EXERCISE INSTRUCTIONS: The exercise asks you to copy every line below in which "subtitle" appears.

SOURCE RECORDS:

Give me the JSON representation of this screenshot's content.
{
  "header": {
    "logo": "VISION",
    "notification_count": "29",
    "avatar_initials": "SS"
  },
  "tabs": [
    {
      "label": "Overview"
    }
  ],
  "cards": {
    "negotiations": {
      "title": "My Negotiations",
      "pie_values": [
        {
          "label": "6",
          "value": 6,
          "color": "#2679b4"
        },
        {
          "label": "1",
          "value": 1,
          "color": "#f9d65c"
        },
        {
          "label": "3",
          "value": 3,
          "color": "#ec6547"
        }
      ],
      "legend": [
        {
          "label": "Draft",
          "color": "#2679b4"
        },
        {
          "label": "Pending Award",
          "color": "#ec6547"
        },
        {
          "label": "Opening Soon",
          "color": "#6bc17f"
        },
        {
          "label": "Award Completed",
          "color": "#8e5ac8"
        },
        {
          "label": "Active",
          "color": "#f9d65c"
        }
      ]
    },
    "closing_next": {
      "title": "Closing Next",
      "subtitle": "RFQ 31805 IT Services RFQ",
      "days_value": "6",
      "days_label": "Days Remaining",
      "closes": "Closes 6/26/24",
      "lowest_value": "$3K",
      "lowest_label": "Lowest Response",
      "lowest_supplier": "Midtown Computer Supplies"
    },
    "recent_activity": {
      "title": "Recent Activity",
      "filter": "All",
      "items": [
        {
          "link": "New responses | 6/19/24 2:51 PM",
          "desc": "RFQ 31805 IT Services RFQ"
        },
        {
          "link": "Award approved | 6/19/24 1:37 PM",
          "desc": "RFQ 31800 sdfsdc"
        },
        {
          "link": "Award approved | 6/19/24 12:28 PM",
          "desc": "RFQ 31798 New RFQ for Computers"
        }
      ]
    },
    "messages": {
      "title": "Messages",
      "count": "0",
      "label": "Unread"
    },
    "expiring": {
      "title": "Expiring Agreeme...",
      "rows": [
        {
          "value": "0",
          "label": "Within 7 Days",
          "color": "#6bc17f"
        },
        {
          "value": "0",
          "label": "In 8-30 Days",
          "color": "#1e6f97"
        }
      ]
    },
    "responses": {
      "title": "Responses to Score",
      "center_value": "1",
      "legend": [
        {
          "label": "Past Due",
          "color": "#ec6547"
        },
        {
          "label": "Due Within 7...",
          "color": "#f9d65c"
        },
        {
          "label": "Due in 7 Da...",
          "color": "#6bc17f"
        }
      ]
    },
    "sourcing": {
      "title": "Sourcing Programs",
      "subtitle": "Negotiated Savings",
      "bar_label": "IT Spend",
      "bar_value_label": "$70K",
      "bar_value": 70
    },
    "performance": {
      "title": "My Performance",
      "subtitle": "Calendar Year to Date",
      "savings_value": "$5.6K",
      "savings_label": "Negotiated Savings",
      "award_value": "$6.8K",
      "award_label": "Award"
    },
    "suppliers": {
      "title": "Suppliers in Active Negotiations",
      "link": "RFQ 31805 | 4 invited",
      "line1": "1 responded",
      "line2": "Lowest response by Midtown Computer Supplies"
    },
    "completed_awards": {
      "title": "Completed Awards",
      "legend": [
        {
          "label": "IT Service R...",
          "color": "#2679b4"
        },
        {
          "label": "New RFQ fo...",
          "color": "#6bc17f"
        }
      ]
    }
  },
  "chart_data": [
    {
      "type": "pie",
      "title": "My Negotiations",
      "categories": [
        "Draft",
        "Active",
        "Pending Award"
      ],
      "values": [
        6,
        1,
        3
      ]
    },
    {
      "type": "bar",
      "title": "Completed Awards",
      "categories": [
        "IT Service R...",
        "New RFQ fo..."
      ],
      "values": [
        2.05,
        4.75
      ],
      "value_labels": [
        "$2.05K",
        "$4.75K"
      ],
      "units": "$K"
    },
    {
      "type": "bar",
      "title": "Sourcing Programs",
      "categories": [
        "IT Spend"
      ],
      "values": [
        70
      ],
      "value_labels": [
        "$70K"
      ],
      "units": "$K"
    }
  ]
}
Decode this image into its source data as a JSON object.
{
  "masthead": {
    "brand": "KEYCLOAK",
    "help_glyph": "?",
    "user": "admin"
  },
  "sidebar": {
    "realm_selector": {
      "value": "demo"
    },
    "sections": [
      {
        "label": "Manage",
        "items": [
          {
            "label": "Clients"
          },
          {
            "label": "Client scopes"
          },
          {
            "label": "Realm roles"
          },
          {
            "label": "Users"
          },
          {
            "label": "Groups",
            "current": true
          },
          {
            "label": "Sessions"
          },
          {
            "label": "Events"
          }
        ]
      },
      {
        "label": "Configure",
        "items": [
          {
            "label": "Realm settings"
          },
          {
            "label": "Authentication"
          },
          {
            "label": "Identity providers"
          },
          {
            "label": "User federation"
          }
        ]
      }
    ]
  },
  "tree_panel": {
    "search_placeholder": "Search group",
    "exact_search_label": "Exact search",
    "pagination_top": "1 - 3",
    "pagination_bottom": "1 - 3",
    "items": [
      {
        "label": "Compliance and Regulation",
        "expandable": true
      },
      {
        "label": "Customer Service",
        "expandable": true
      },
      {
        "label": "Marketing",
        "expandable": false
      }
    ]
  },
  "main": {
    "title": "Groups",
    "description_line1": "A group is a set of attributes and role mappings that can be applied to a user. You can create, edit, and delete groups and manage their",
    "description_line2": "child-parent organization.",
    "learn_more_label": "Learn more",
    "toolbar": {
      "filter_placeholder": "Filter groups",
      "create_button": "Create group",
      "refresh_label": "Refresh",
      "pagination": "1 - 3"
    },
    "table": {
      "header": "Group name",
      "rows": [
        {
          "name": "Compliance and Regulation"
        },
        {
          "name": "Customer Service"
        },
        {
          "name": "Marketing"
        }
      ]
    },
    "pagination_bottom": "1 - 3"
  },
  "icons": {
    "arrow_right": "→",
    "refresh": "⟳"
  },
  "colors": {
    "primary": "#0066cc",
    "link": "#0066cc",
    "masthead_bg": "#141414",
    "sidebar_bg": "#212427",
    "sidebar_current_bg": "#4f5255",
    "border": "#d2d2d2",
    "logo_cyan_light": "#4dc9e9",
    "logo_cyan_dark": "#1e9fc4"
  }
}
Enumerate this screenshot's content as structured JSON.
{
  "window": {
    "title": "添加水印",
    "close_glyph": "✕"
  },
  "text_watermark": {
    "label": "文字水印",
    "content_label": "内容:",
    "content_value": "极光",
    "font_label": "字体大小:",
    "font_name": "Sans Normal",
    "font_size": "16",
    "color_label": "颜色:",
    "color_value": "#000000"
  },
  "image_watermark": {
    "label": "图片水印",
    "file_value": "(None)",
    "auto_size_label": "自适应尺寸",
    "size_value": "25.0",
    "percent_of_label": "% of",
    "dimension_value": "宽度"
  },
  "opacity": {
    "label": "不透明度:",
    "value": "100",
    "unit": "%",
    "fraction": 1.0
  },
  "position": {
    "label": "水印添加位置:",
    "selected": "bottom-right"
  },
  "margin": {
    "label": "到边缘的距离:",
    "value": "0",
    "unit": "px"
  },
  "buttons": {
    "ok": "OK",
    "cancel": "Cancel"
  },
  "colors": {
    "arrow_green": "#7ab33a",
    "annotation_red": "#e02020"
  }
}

PROBLEM SOLUTION:
      "subtitle": "RFQ 31805 IT Services RFQ",
      "subtitle": "Negotiated Savings",
      "subtitle": "Calendar Year to Date",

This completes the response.